Extracted records:
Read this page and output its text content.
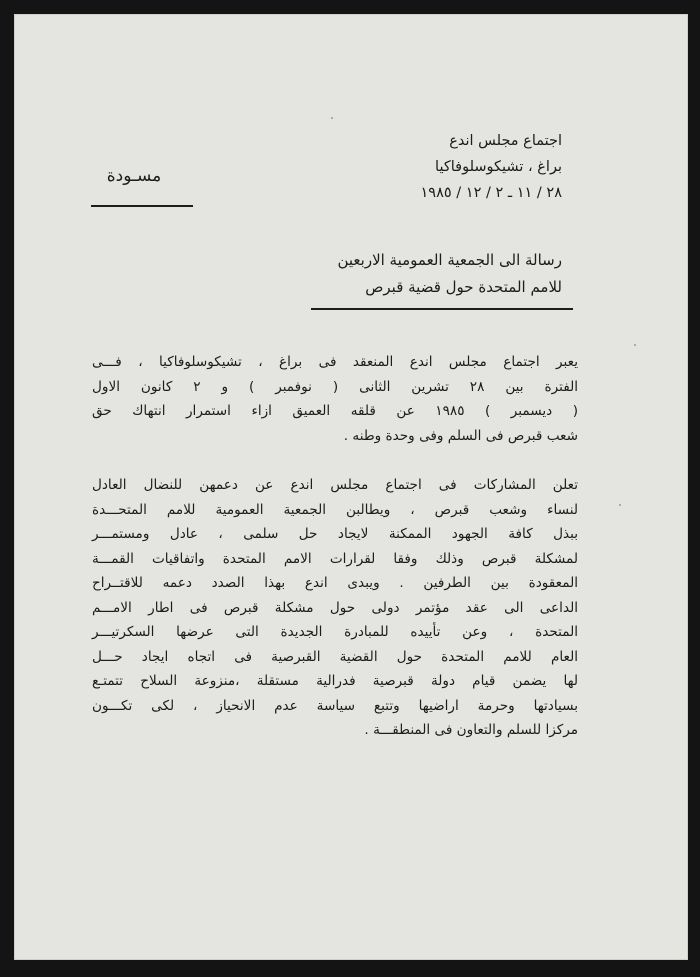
اجتماع مجلس اندع
براغ ، تشيكوسلوفاكيا
٢٨ / ١١ ـ ٢ / ١٢ / ١٩٨٥
مسـودة
رسالة الى الجمعية العمومية الاربعين
للامم المتحدة حول قضية قبرص
يعبر اجتماع مجلس اندع المنعقد فى براغ ، تشيكوسلوفاكيا ، فـــى
الفترة بين ٢٨ تشرين الثانى ( نوفمبر ) و ٢ كانون الاول
( ديسمبر ) ١٩٨٥ عن قلقه العميق ازاء استمرار انتهاك حق
شعب قبرص فى السلم وفى وحدة وطنه .
تعلن المشاركات فى اجتماع مجلس اندع عن دعمهن للنضال العادل
لنساء وشعب قبرص ، ويطالبن الجمعية العمومية للامم المتحـــدة
ببذل كافة الجهود الممكنة لايجاد حل سلمى ، عادل ومستمـــر
لمشكلة قبرص وذلك وفقا لقرارات الامم المتحدة واتفاقيات القمـــة
المعقودة بين الطرفين . ويبدى اندع بهذا الصدد دعمه للاقتــراح
الداعى الى عقد مؤتمر دولى حول مشكلة قبرص فى اطار الامـــم
المتحدة ، وعن تأييده للمبادرة الجديدة التى عرضها السكرتيـــر
العام للامم المتحدة حول القضية القبرصية فى اتجاه ايجاد حـــل
لها يضمن قيام دولة قبرصية فدرالية مستقلة ،منزوعة السلاح تتمتـع
بسيادتها وحرمة اراضيها وتتبع سياسة عدم الانحياز ، لكى تكـــون
مركزا للسلم والتعاون فى المنطقـــة .
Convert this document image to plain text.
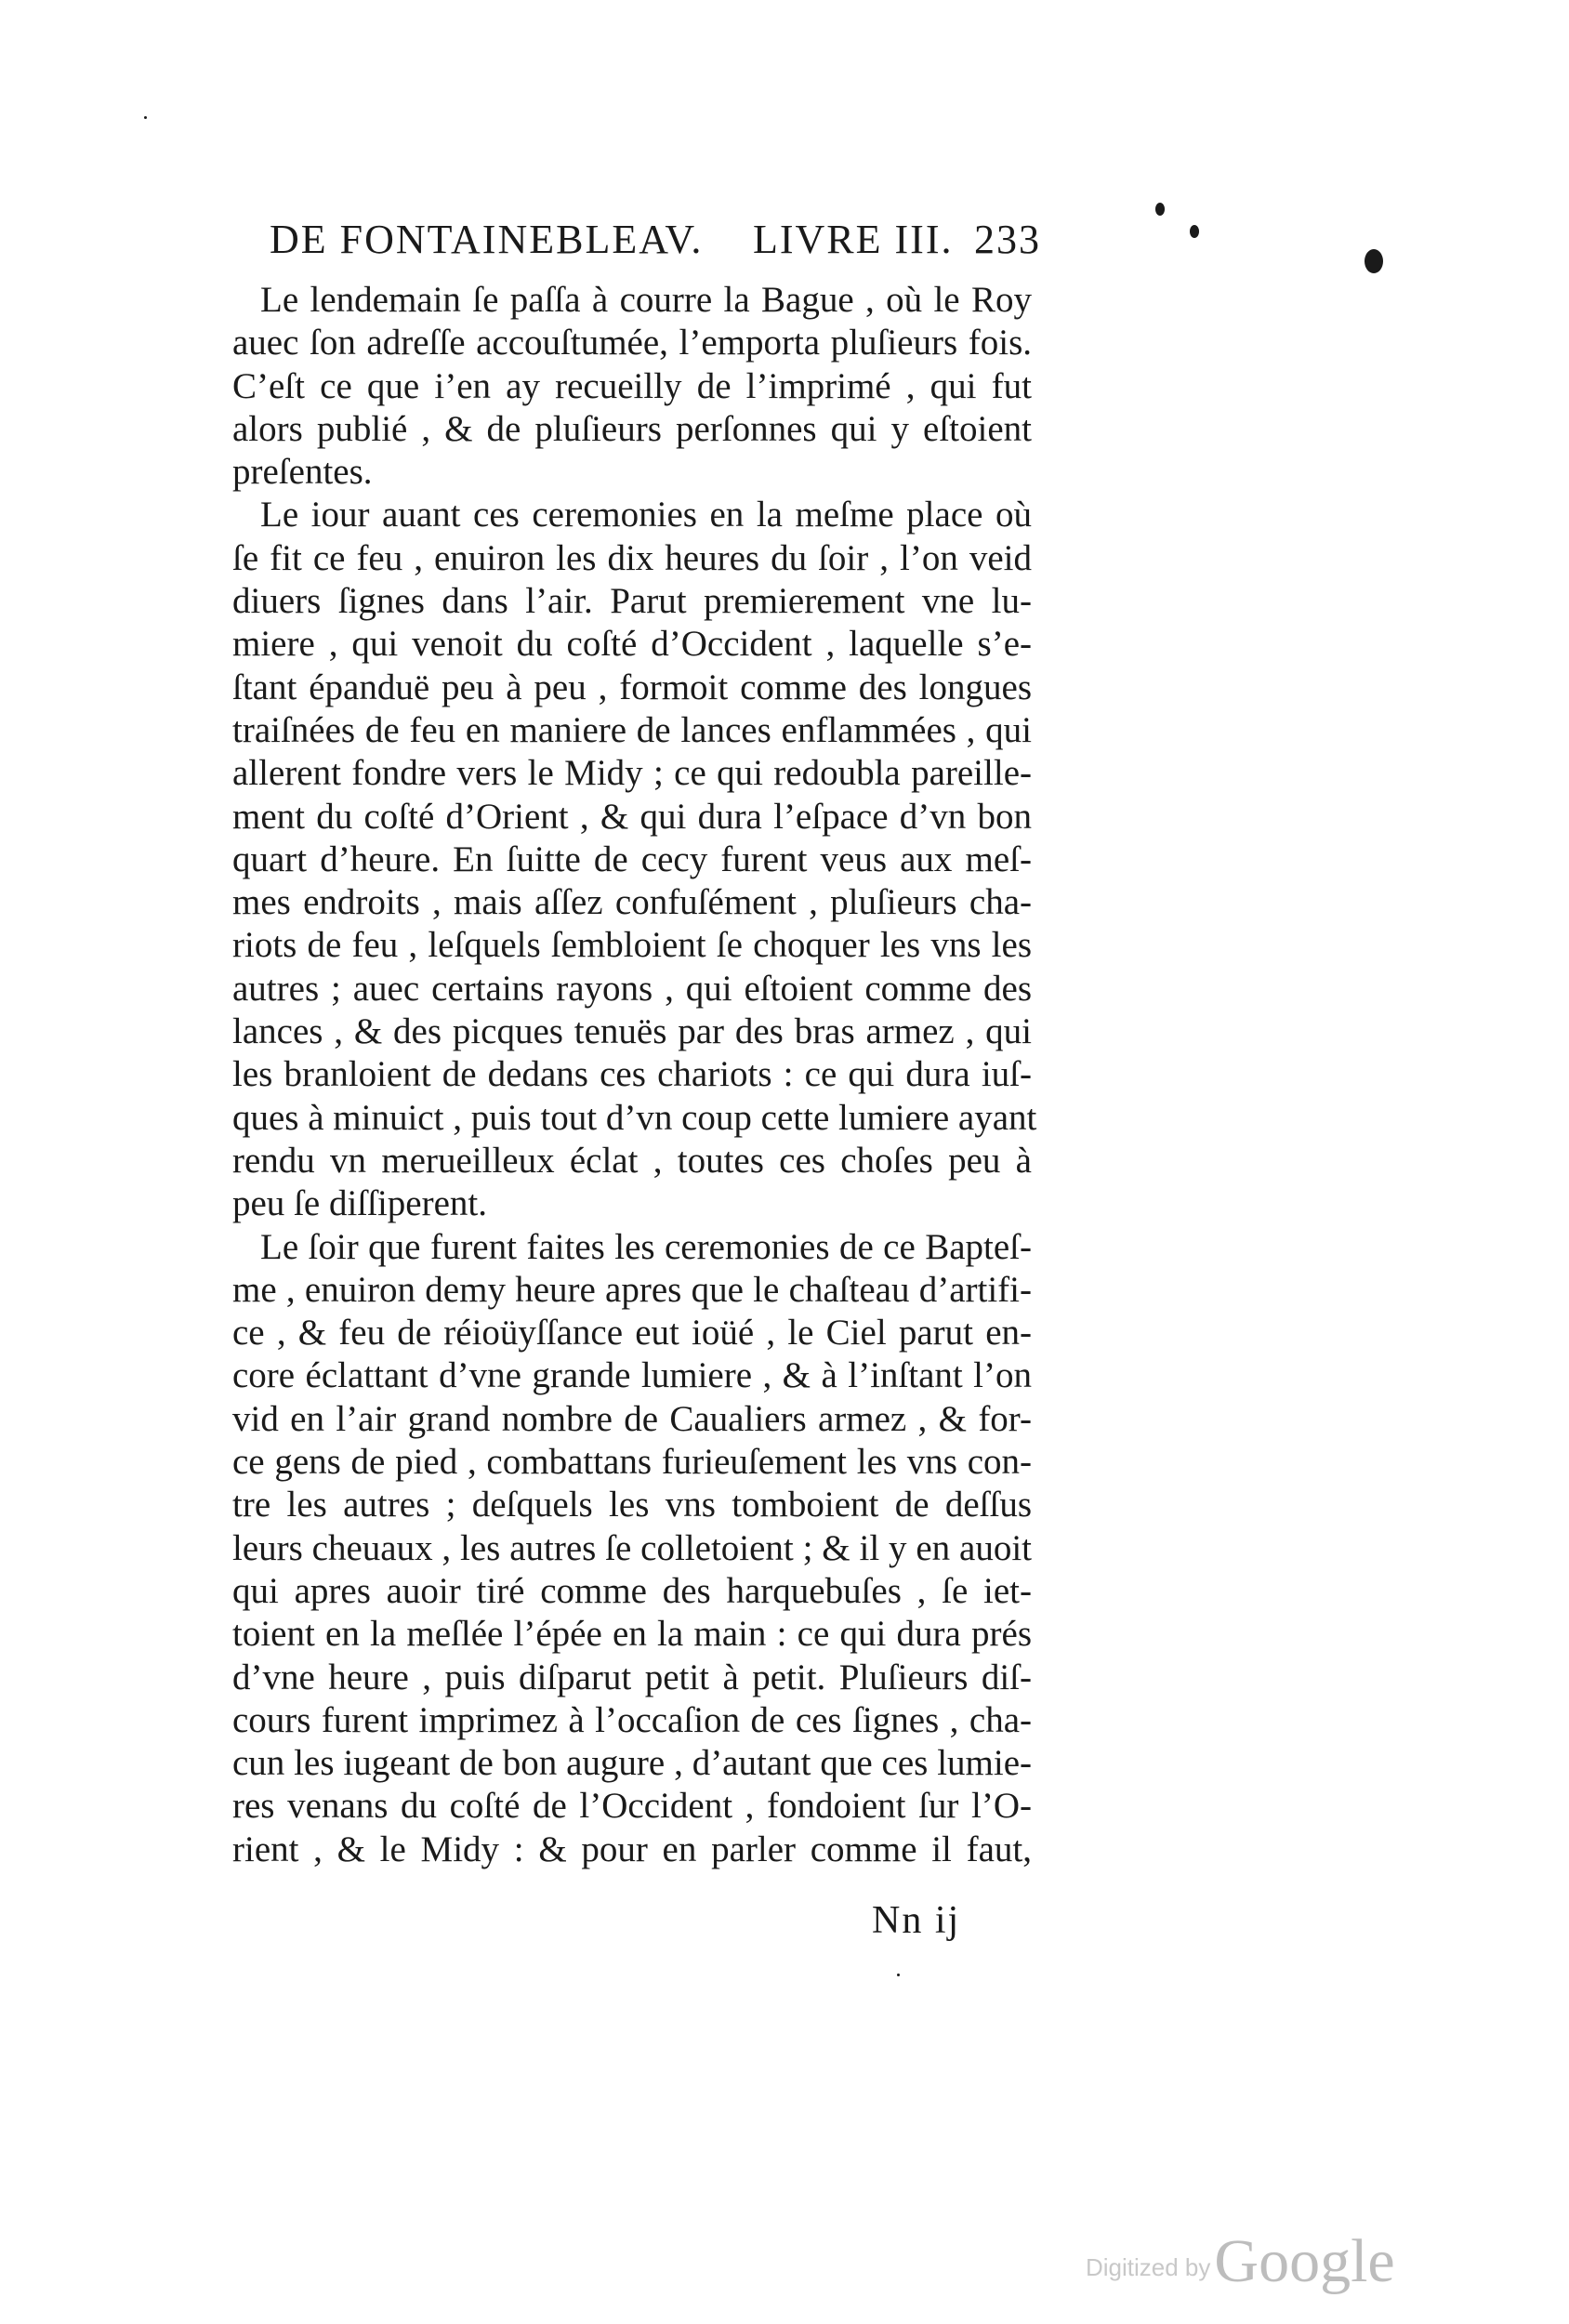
DE FONTAINEBLEAV. LIVRE III. 233
Le lendemain ſe paſſa à courre la Bague , où le Roy
auec ſon adreſſe accouſtumée, l’emporta pluſieurs fois.
C’eſt ce que i’en ay recueilly de l’imprimé , qui fut
alors publié , & de pluſieurs perſonnes qui y eſtoient
preſentes.
Le iour auant ces ceremonies en la meſme place où
ſe fit ce feu , enuiron les dix heures du ſoir , l’on veid
diuers ſignes dans l’air. Parut premierement vne lu-
miere , qui venoit du coſté d’Occident , laquelle s’e-
ſtant épanduë peu à peu , formoit comme des longues
traiſnées de feu en maniere de lances enflammées , qui
allerent fondre vers le Midy ; ce qui redoubla pareille-
ment du coſté d’Orient , & qui dura l’eſpace d’vn bon
quart d’heure. En ſuitte de cecy furent veus aux meſ-
mes endroits , mais aſſez confuſément , pluſieurs cha-
riots de feu , leſquels ſembloient ſe choquer les vns les
autres ; auec certains rayons , qui eſtoient comme des
lances , & des picques tenuës par des bras armez , qui
les branloient de dedans ces chariots : ce qui dura iuſ-
ques à minuict , puis tout d’vn coup cette lumiere ayant
rendu vn merueilleux éclat , toutes ces choſes peu à
peu ſe diſſiperent.
Le ſoir que furent faites les ceremonies de ce Bapteſ-
me , enuiron demy heure apres que le chaſteau d’artifi-
ce , & feu de réioüyſſance eut ioüé , le Ciel parut en-
core éclattant d’vne grande lumiere , & à l’inſtant l’on
vid en l’air grand nombre de Caualiers armez , & for-
ce gens de pied , combattans furieuſement les vns con-
tre les autres ; deſquels les vns tomboient de deſſus
leurs cheuaux , les autres ſe colletoient ; & il y en auoit
qui apres auoir tiré comme des harquebuſes , ſe iet-
toient en la meſlée l’épée en la main : ce qui dura prés
d’vne heure , puis diſparut petit à petit. Pluſieurs diſ-
cours furent imprimez à l’occaſion de ces ſignes , cha-
cun les iugeant de bon augure , d’autant que ces lumie-
res venans du coſté de l’Occident , fondoient ſur l’O-
rient , & le Midy : & pour en parler comme il faut,
Nn ij
Digitized by Google
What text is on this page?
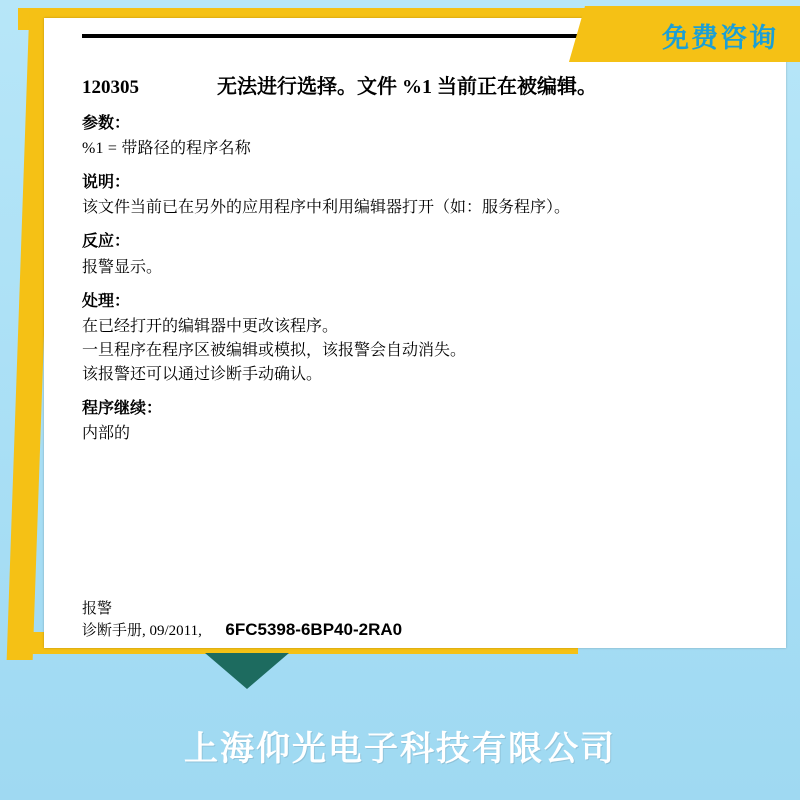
120305	无法进行选择。文件 %1 当前正在被编辑。

参数：

%1 = 带路径的程序名称

说明：

该文件当前已在另外的应用程序中利用编辑器打开（如：服务程序）。

反应：

报警显示。

处理：

在已经打开的编辑器中更改该程序。

一旦程序在程序区被编辑或模拟，该报警会自动消失。

该报警还可以通过诊断手动确认。

程序继续：

内部的

报警
诊断手册, 09/2011, 6FC5398-6BP40-2RA0
免费咨询
上海仰光电子科技有限公司
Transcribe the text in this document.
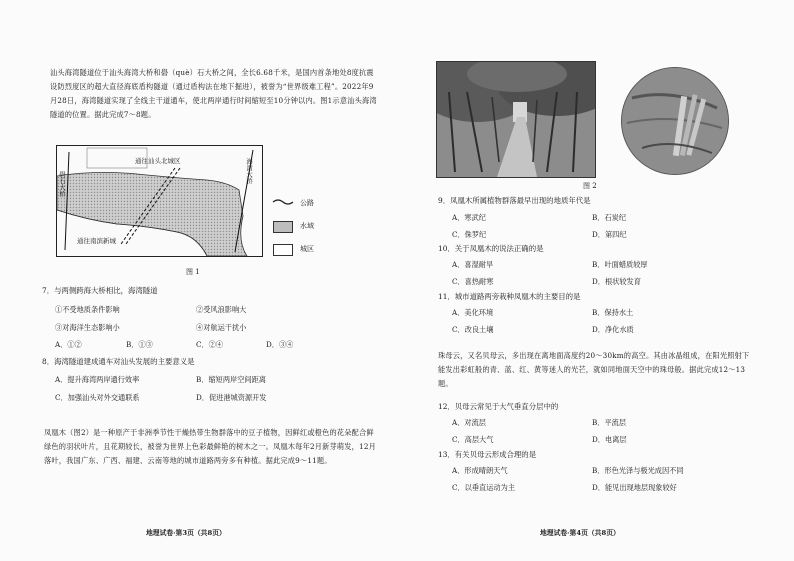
汕头海湾隧道位于汕头海湾大桥和礐（què）石大桥之间，全长6.68千米，是国内首条地处8度抗震设防烈度区的超大直径海底盾构隧道（通过盾构法在地下掘进），被誉为“世界级难工程”。2022年9月28日，海湾隧道实现了全线主干道通车，使北两岸通行时间缩短至10分钟以内。图1示意汕头海湾隧道的位置。据此完成7～8题。

通往汕头北城区
通往南滨新城
礐石大桥	海湾大桥
公路
水域
城区
图 1

7．与两侧跨海大桥相比，海湾隧道

①不受地质条件影响	②受风浪影响大
③对海洋生态影响小	④对航运干扰小
A．①②	B．①③	C．②④	D．③④

8．海湾隧道建成通车对汕头发展的主要意义是

A．提升海湾两岸通行效率	B．缩短两岸空间距离
C．加强汕头对外交通联系	D．促进港城资源开发

凤凰木（图2）是一种原产于非洲季节性干燥热带生物群落中的豆子植物，因鲜红或橙色的花朵配合鲜绿色的羽状叶片，且花期较长，被誉为世界上色彩最鲜艳的树木之一。凤凰木每年2月新芽萌发，12月落叶，我国广东、广西、福建、云南等地的城市道路两旁多有种植。据此完成9～11题。

地理试卷·第3页（共8页）
图 2

9．凤凰木所属植物群落最早出现的地质年代是

A．寒武纪	B．石炭纪
C．侏罗纪	D．第四纪

10．关于凤凰木的说法正确的是

A．喜湿耐旱	B．叶面蜡质较厚
C．喜热耐寒	D．根状较发育

11．城市道路两旁栽种凤凰木的主要目的是

A．美化环境	B．保持水土
C．改良土壤	D．净化水质

珠母云，又名贝母云，多出现在离地面高度约20～30km的高空。其由冰晶组成，在阳光照射下能发出彩虹般的青、蓝、红、黄等迷人的光芒，就如同地面天空中的珠母般。据此完成12～13题。

12．贝母云常见于大气垂直分层中的

A．对流层	B．平流层
C．高层大气	D．电离层

13．有关贝母云形成合理的是

A．形成晴朗天气	B．形色光泽与极光成因不同
C．以垂直运动为主	D．能见出现地层现象较好
地理试卷·第4页（共8页）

PROBLEM REQUIREMENTS: Each line from the one containing "Transcribe the text in this document." through the last line of the entries above is to be extracted exactly. Pictures are not part of the copy.

EXERCISE SOLUTION:
Transcribe the text in this document.
汕头海湾隧道位于汕头海湾大桥和礐（què）石大桥之间，全长6.68千米，是国内首条地处8度抗震设防烈度区的超大直径海底盾构隧道（通过盾构法在地下掘进），被誉为“世界级难工程”。2022年9月28日，海湾隧道实现了全线主干道通车，使北两岸通行时间缩短至10分钟以内。图1示意汕头海湾隧道的位置。据此完成7～8题。

通往汕头北城区
通往南滨新城
礐石大桥	海湾大桥
公路
水域
城区
图 1

7．与两侧跨海大桥相比，海湾隧道

①不受地质条件影响	②受风浪影响大
③对海洋生态影响小	④对航运干扰小
A．①②	B．①③	C．②④	D．③④

8．海湾隧道建成通车对汕头发展的主要意义是

A．提升海湾两岸通行效率	B．缩短两岸空间距离
C．加强汕头对外交通联系	D．促进港城资源开发

凤凰木（图2）是一种原产于非洲季节性干燥热带生物群落中的豆子植物，因鲜红或橙色的花朵配合鲜绿色的羽状叶片，且花期较长，被誉为世界上色彩最鲜艳的树木之一。凤凰木每年2月新芽萌发，12月落叶，我国广东、广西、福建、云南等地的城市道路两旁多有种植。据此完成9～11题。

地理试卷·第3页（共8页）
图 2

9．凤凰木所属植物群落最早出现的地质年代是

A．寒武纪	B．石炭纪
C．侏罗纪	D．第四纪

10．关于凤凰木的说法正确的是

A．喜湿耐旱	B．叶面蜡质较厚
C．喜热耐寒	D．根状较发育

11．城市道路两旁栽种凤凰木的主要目的是

A．美化环境	B．保持水土
C．改良土壤	D．净化水质

珠母云，又名贝母云，多出现在离地面高度约20～30km的高空。其由冰晶组成，在阳光照射下能发出彩虹般的青、蓝、红、黄等迷人的光芒，就如同地面天空中的珠母般。据此完成12～13题。

12．贝母云常见于大气垂直分层中的

A．对流层	B．平流层
C．高层大气	D．电离层

13．有关贝母云形成合理的是

A．形成晴朗天气	B．形色光泽与极光成因不同
C．以垂直运动为主	D．能见出现地层现象较好
地理试卷·第4页（共8页）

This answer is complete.